Report all lines holding "structure".

------

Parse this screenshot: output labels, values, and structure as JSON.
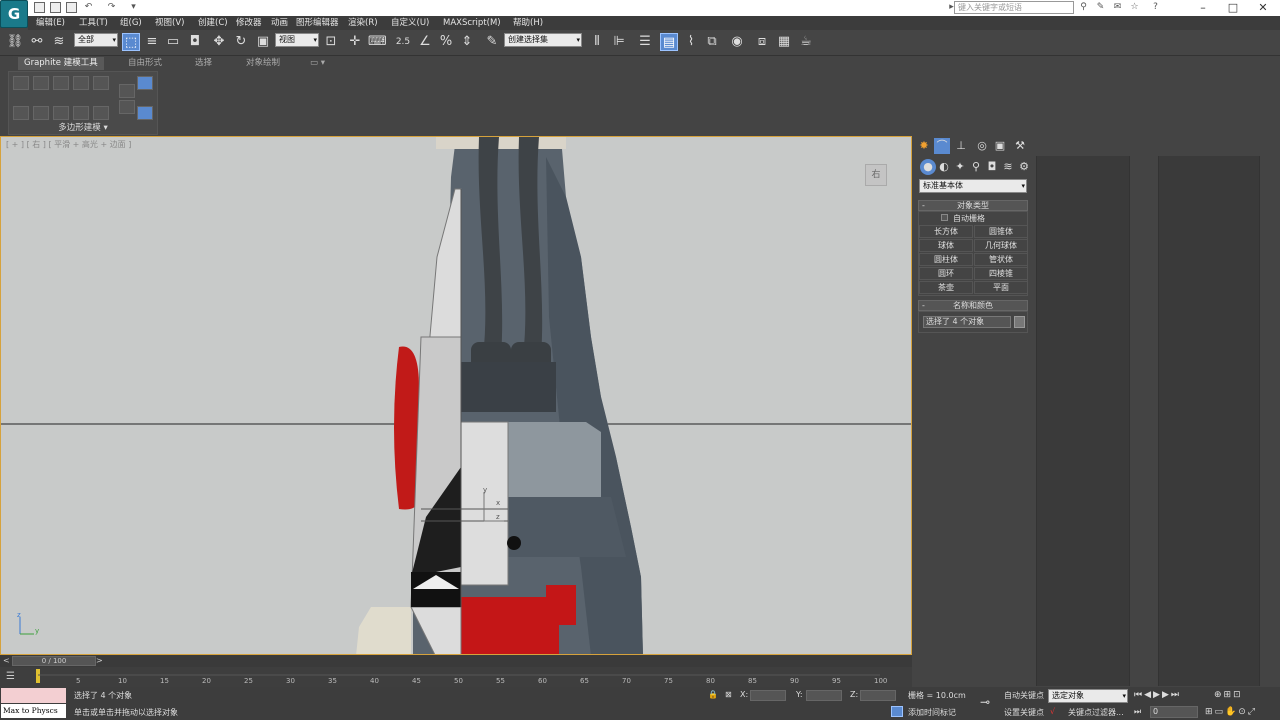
{
  "quick_access": {
    "workspace_label": "工作台"
  },
  "search": {
    "placeholder": "键入关键字或短语"
  },
  "menus": [
    "编辑(E)",
    "工具(T)",
    "组(G)",
    "视图(V)",
    "创建(C)",
    "修改器",
    "动画",
    "图形编辑器",
    "渲染(R)",
    "自定义(U)",
    "MAXScript(M)",
    "帮助(H)"
  ],
  "toolbar": {
    "selection_filter": "全部",
    "ref_coord": "视图",
    "snap_percent": "2.5",
    "named_selection": "创建选择集"
  },
  "ribbon": {
    "tabs": [
      "Graphite 建模工具",
      "自由形式",
      "选择",
      "对象绘制"
    ],
    "panel_label": "多边形建模"
  },
  "viewport": {
    "label": "[ + ] [ 右 ] [ 平滑 + 高光 + 边面 ]",
    "viewcube_label": "右",
    "axes": {
      "x": "x",
      "y": "y",
      "z": "z"
    }
  },
  "command_panel": {
    "category": "标准基本体",
    "object_type_title": "对象类型",
    "autogrid_label": "自动栅格",
    "buttons": [
      "长方体",
      "圆锥体",
      "球体",
      "几何球体",
      "圆柱体",
      "管状体",
      "圆环",
      "四棱锥",
      "茶壶",
      "平面"
    ],
    "name_color_title": "名称和颜色",
    "name_value": "选择了 4 个对象"
  },
  "timeline": {
    "frame_display": "0 / 100",
    "ticks": [
      "0",
      "5",
      "10",
      "15",
      "20",
      "25",
      "30",
      "35",
      "40",
      "45",
      "50",
      "55",
      "60",
      "65",
      "70",
      "75",
      "80",
      "85",
      "90",
      "95",
      "100"
    ]
  },
  "status": {
    "maxscript_label": "Max to Physcs",
    "selected_text": "选择了 4 个对象",
    "prompt_text": "单击或单击并拖动以选择对象",
    "x_label": "X:",
    "y_label": "Y:",
    "z_label": "Z:",
    "grid_text": "栅格 = 10.0cm",
    "add_time_tag": "添加时间标记",
    "auto_key": "自动关键点",
    "set_key": "设置关键点",
    "key_filter_select": "选定对象",
    "key_filters": "关键点过滤器...",
    "frame_input": "0"
  },
  "colors": {
    "accent_blue": "#5a8ad0",
    "viewport_border": "#d6a23c",
    "app_icon": "#1a7a8a"
  }
}
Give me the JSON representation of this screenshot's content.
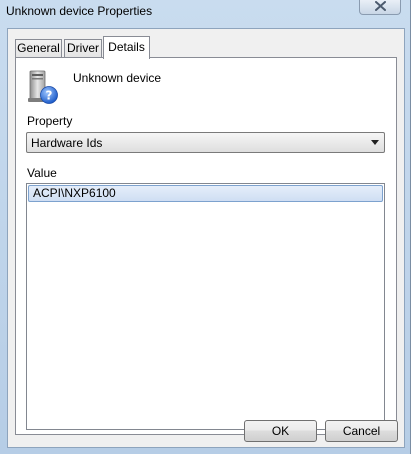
{
  "window": {
    "title": "Unknown device Properties",
    "close_icon": "close-icon"
  },
  "tabs": [
    {
      "label": "General",
      "active": false
    },
    {
      "label": "Driver",
      "active": false
    },
    {
      "label": "Details",
      "active": true
    }
  ],
  "details": {
    "device_icon": "unknown-device-icon",
    "device_name": "Unknown device",
    "property_label": "Property",
    "property_selected": "Hardware Ids",
    "value_label": "Value",
    "values": [
      "ACPI\\NXP6100"
    ]
  },
  "buttons": {
    "ok": "OK",
    "cancel": "Cancel"
  },
  "colors": {
    "selection_border": "#7da2ce",
    "selection_fill": "#dce7f7",
    "frame": "#b9d1ea"
  }
}
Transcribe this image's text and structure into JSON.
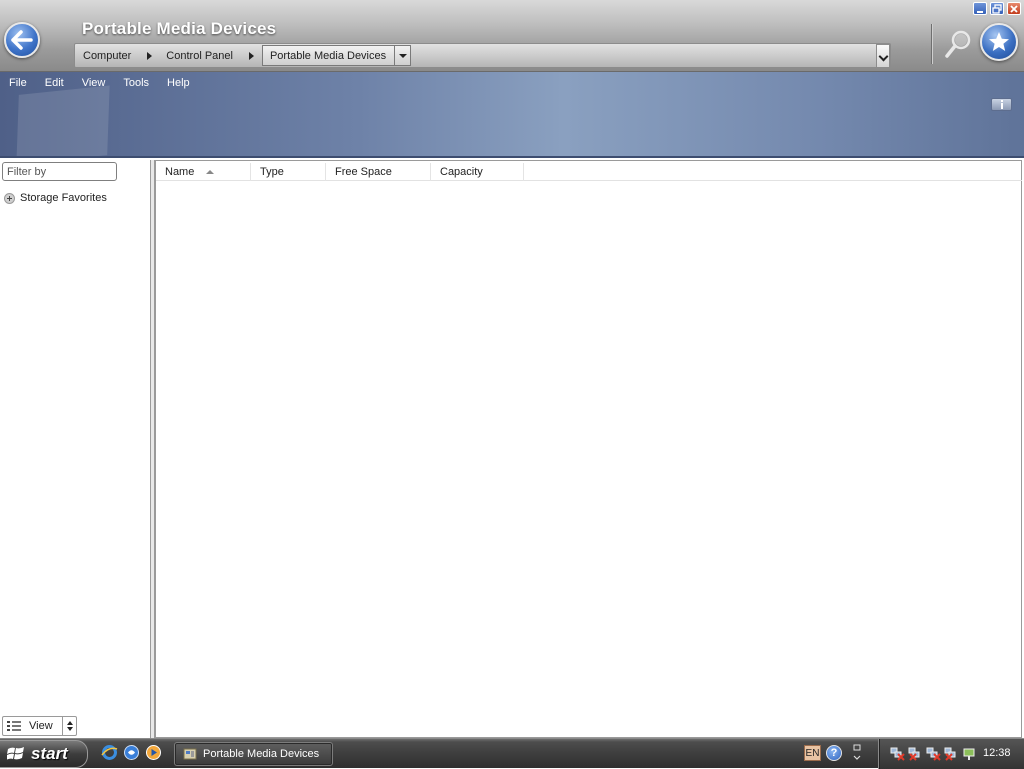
{
  "window": {
    "title": "Portable Media Devices"
  },
  "address": {
    "crumbs": [
      "Computer",
      "Control Panel"
    ],
    "current": "Portable Media Devices"
  },
  "menu": {
    "items": [
      "File",
      "Edit",
      "View",
      "Tools",
      "Help"
    ]
  },
  "sidebar": {
    "filter_placeholder": "Filter by",
    "favorites_label": "Storage Favorites",
    "view_label": "View"
  },
  "table": {
    "columns": [
      "Name",
      "Type",
      "Free Space",
      "Capacity"
    ],
    "sorted_column": "Name",
    "rows": []
  },
  "taskbar": {
    "start_label": "start",
    "task_label": "Portable Media Devices",
    "language": "EN",
    "clock": "12:38"
  },
  "icons": {
    "back": "back-arrow-icon",
    "search": "magnifier-icon",
    "favorites": "star-icon",
    "info": "info-icon"
  },
  "colors": {
    "accent_blue": "#3f74c9",
    "banner": "#7489ae",
    "close_red": "#c23c1c"
  }
}
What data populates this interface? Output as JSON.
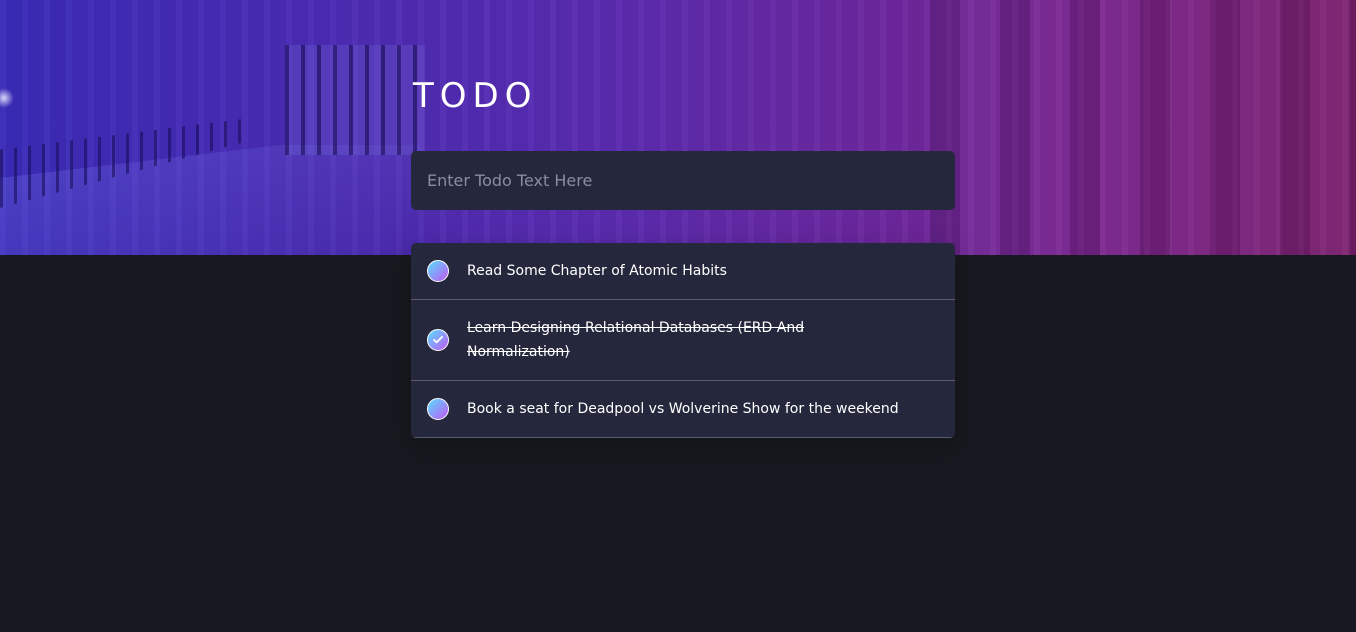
{
  "app": {
    "title": "TODO"
  },
  "new_todo": {
    "placeholder": "Enter Todo Text Here",
    "value": ""
  },
  "todos": [
    {
      "text": "Read Some Chapter of Atomic Habits",
      "completed": false
    },
    {
      "text": "Learn Designing Relational Databases (ERD And Normalization)",
      "completed": true
    },
    {
      "text": "Book a seat for Deadpool vs Wolverine Show for the weekend",
      "completed": false
    }
  ],
  "icons": {
    "check": "check-icon",
    "circle": "circle-icon"
  },
  "colors": {
    "background": "#181820",
    "card": "#25273c",
    "divider": "#5a5b73",
    "check_gradient_start": "#57ddff",
    "check_gradient_end": "#c058f3",
    "hero_left": "#3a2bb8",
    "hero_right": "#7d206f"
  }
}
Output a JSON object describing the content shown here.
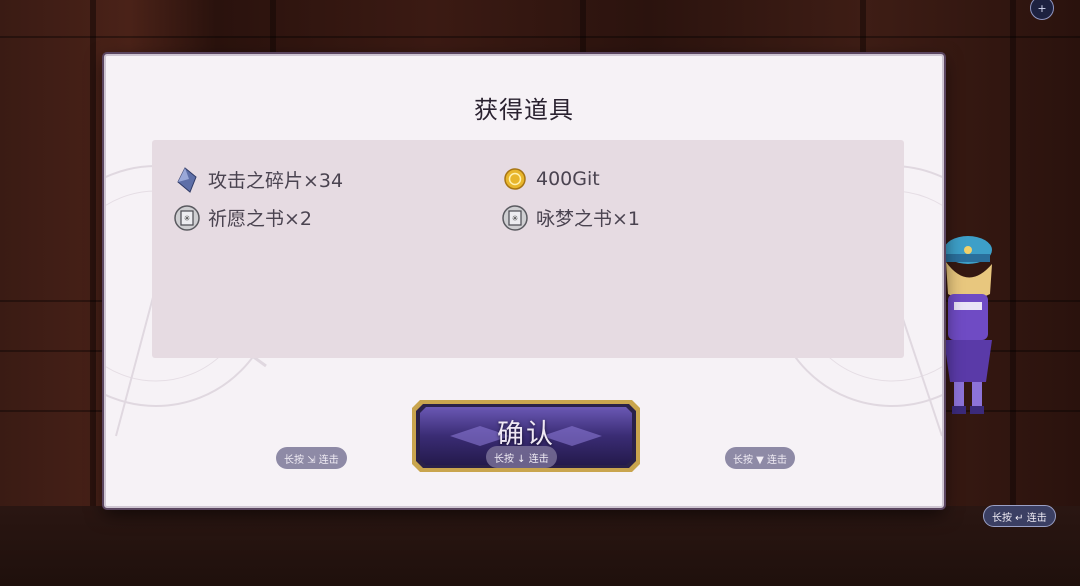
{
  "dialog": {
    "title": "获得道具",
    "items": [
      {
        "name": "攻击之碎片×34",
        "icon": "crystal-shard-icon"
      },
      {
        "name": "400Git",
        "icon": "gold-coin-icon"
      },
      {
        "name": "祈愿之书×2",
        "icon": "book-icon"
      },
      {
        "name": "咏梦之书×1",
        "icon": "book-icon"
      }
    ],
    "confirm_label": "确认",
    "confirm_hint": "长按 ↓ 连击"
  },
  "hints": {
    "left": "长按 ⇲ 连击",
    "right": "长按 ▼ 连击",
    "outer": "长按 ↵ 连击"
  },
  "corner_button": "+",
  "colors": {
    "panel_bg": "#f6f2f6",
    "items_bg": "#e6dbe2",
    "button_frame": "#c9a54e",
    "button_body": "#4a3a86",
    "hint_bg": "#8e8aa6"
  }
}
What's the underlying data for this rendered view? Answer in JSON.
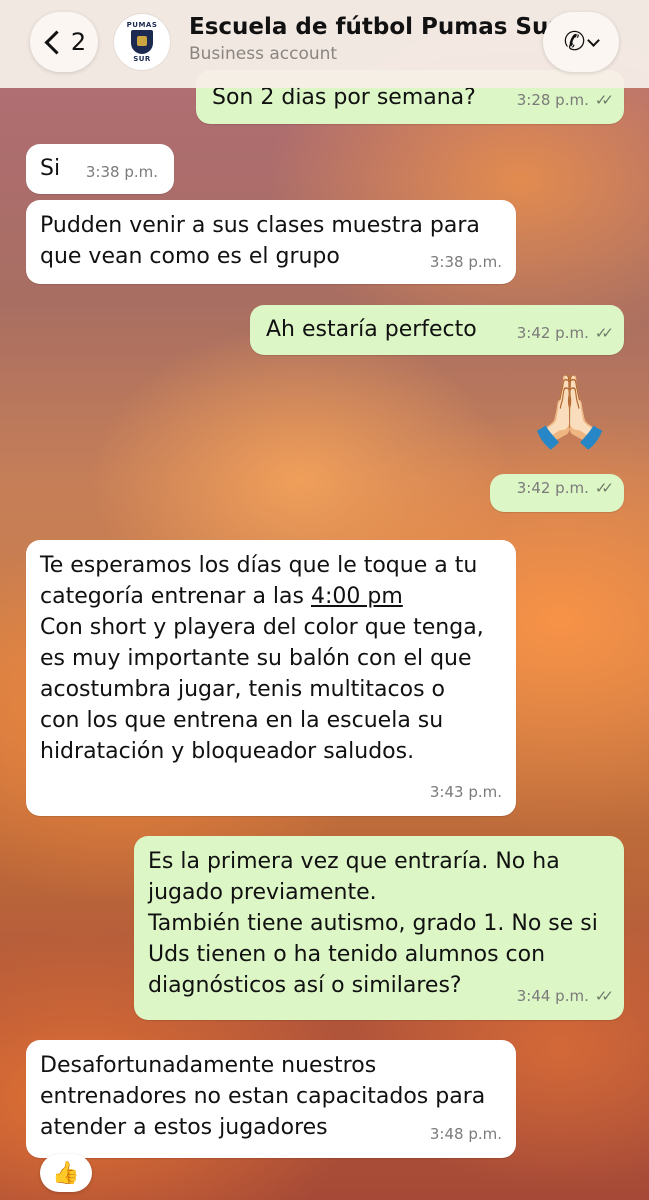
{
  "header": {
    "back_count": "2",
    "avatar_top": "PUMAS",
    "avatar_bottom": "SUR",
    "title": "Escuela de fútbol Pumas Sur",
    "subtitle": "Business account",
    "phone_icon": "phone-icon"
  },
  "messages": [
    {
      "direction": "out",
      "text": "Son 2 dias por semana?",
      "time": "3:28 p.m.",
      "read": true
    },
    {
      "direction": "in",
      "text": "Si",
      "time": "3:38 p.m."
    },
    {
      "direction": "in",
      "text": "Pudden venir a sus clases muestra para\nque vean como es el grupo",
      "time": "3:38 p.m."
    },
    {
      "direction": "out",
      "text": "Ah estaría perfecto",
      "time": "3:42 p.m.",
      "read": true
    },
    {
      "direction": "out",
      "emoji": "🙏🏻",
      "time": "3:42 p.m.",
      "read": true
    },
    {
      "direction": "in",
      "text_before_link": "Te esperamos los días que le toque a tu\ncategoría entrenar a las ",
      "link": "4:00 pm",
      "text_after_link": "\nCon short y playera del color que tenga,\nes muy importante su balón con el que\nacostumbra jugar, tenis multitacos o\ncon los que entrena en la escuela su\nhidratación y bloqueador saludos.",
      "time": "3:43 p.m."
    },
    {
      "direction": "out",
      "text": "Es la primera vez que entraría. No ha\njugado previamente.\nTambién tiene autismo, grado 1. No se si\nUds tienen o ha tenido alumnos con\ndiagnósticos así o similares?",
      "time": "3:44 p.m.",
      "read": true
    },
    {
      "direction": "in",
      "text": "Desafortunadamente nuestros\nentrenadores no estan capacitados para\natender a estos jugadores",
      "time": "3:48 p.m.",
      "reaction": "👍"
    }
  ],
  "read_ticks": "✓✓"
}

------

» **Correct result**:
Parse this screenshot: output labels, values, and structure as JSON.
Transcribe this image's text and structure into JSON.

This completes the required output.